Dataset excerpts —

-*-

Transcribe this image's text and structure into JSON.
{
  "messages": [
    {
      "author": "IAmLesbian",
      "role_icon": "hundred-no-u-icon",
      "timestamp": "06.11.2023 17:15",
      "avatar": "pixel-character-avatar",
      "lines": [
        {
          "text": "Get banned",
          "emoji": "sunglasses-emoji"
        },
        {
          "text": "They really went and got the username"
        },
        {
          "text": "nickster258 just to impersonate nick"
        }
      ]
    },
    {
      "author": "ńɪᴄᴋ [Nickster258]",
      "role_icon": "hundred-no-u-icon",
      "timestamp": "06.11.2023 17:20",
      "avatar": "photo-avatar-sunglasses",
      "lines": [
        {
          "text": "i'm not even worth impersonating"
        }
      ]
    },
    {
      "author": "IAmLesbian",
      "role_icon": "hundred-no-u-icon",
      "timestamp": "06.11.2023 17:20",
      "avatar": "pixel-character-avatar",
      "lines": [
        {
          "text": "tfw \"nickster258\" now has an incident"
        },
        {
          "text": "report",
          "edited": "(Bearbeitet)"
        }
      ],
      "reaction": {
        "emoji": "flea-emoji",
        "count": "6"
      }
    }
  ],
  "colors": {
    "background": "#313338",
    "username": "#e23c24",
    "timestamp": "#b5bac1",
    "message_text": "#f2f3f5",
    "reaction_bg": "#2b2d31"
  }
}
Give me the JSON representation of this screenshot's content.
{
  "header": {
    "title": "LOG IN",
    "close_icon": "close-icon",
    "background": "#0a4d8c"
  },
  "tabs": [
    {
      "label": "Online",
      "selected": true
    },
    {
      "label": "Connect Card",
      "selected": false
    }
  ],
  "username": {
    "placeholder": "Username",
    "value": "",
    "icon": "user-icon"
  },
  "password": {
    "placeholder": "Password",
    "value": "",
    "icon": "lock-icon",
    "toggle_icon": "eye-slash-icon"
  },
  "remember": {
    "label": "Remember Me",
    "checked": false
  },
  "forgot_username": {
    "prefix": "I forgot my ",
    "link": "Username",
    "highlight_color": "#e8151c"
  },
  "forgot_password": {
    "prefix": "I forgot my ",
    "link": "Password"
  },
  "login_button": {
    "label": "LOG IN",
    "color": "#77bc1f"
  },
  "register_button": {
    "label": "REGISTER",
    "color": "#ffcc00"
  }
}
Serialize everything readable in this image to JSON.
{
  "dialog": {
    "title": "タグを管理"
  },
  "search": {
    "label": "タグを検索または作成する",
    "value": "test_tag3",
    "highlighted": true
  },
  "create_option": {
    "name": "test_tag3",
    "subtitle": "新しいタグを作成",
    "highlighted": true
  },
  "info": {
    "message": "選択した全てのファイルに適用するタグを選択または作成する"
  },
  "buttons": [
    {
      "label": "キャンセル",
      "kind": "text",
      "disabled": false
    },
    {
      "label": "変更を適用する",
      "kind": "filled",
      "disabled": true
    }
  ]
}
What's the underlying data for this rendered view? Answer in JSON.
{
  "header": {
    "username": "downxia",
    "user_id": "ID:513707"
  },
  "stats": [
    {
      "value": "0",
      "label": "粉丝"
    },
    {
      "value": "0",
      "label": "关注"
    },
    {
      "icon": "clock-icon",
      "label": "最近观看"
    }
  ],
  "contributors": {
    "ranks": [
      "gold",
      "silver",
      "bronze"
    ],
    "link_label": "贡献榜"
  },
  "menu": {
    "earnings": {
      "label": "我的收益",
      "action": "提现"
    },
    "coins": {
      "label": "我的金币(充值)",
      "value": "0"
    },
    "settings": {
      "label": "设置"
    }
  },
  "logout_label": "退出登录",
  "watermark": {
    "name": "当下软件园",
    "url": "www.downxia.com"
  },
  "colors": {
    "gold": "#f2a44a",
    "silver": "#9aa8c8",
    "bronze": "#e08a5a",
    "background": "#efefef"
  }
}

-*-

Exercise brief —
Restate each record exactly as written.

Solution —
Transcribe this image's text and structure into JSON.
{
  "messages": [
    {
      "author": "IAmLesbian",
      "role_icon": "hundred-no-u-icon",
      "timestamp": "06.11.2023 17:15",
      "avatar": "pixel-character-avatar",
      "lines": [
        {
          "text": "Get banned",
          "emoji": "sunglasses-emoji"
        },
        {
          "text": "They really went and got the username"
        },
        {
          "text": "nickster258 just to impersonate nick"
        }
      ]
    },
    {
      "author": "ńɪᴄᴋ [Nickster258]",
      "role_icon": "hundred-no-u-icon",
      "timestamp": "06.11.2023 17:20",
      "avatar": "photo-avatar-sunglasses",
      "lines": [
        {
          "text": "i'm not even worth impersonating"
        }
      ]
    },
    {
      "author": "IAmLesbian",
      "role_icon": "hundred-no-u-icon",
      "timestamp": "06.11.2023 17:20",
      "avatar": "pixel-character-avatar",
      "lines": [
        {
          "text": "tfw \"nickster258\" now has an incident"
        },
        {
          "text": "report",
          "edited": "(Bearbeitet)"
        }
      ],
      "reaction": {
        "emoji": "flea-emoji",
        "count": "6"
      }
    }
  ],
  "colors": {
    "background": "#313338",
    "username": "#e23c24",
    "timestamp": "#b5bac1",
    "message_text": "#f2f3f5",
    "reaction_bg": "#2b2d31"
  }
}
Give me the JSON representation of this screenshot's content.
{
  "header": {
    "title": "LOG IN",
    "close_icon": "close-icon",
    "background": "#0a4d8c"
  },
  "tabs": [
    {
      "label": "Online",
      "selected": true
    },
    {
      "label": "Connect Card",
      "selected": false
    }
  ],
  "username": {
    "placeholder": "Username",
    "value": "",
    "icon": "user-icon"
  },
  "password": {
    "placeholder": "Password",
    "value": "",
    "icon": "lock-icon",
    "toggle_icon": "eye-slash-icon"
  },
  "remember": {
    "label": "Remember Me",
    "checked": false
  },
  "forgot_username": {
    "prefix": "I forgot my ",
    "link": "Username",
    "highlight_color": "#e8151c"
  },
  "forgot_password": {
    "prefix": "I forgot my ",
    "link": "Password"
  },
  "login_button": {
    "label": "LOG IN",
    "color": "#77bc1f"
  },
  "register_button": {
    "label": "REGISTER",
    "color": "#ffcc00"
  }
}
Serialize everything readable in this image to JSON.
{
  "dialog": {
    "title": "タグを管理"
  },
  "search": {
    "label": "タグを検索または作成する",
    "value": "test_tag3",
    "highlighted": true
  },
  "create_option": {
    "name": "test_tag3",
    "subtitle": "新しいタグを作成",
    "highlighted": true
  },
  "info": {
    "message": "選択した全てのファイルに適用するタグを選択または作成する"
  },
  "buttons": [
    {
      "label": "キャンセル",
      "kind": "text",
      "disabled": false
    },
    {
      "label": "変更を適用する",
      "kind": "filled",
      "disabled": true
    }
  ]
}
What's the underlying data for this rendered view? Answer in JSON.
{
  "header": {
    "username": "downxia",
    "user_id": "ID:513707"
  },
  "stats": [
    {
      "value": "0",
      "label": "粉丝"
    },
    {
      "value": "0",
      "label": "关注"
    },
    {
      "icon": "clock-icon",
      "label": "最近观看"
    }
  ],
  "contributors": {
    "ranks": [
      "gold",
      "silver",
      "bronze"
    ],
    "link_label": "贡献榜"
  },
  "menu": {
    "earnings": {
      "label": "我的收益",
      "action": "提现"
    },
    "coins": {
      "label": "我的金币(充值)",
      "value": "0"
    },
    "settings": {
      "label": "设置"
    }
  },
  "logout_label": "退出登录",
  "watermark": {
    "name": "当下软件园",
    "url": "www.downxia.com"
  },
  "colors": {
    "gold": "#f2a44a",
    "silver": "#9aa8c8",
    "bronze": "#e08a5a",
    "background": "#efefef"
  }
}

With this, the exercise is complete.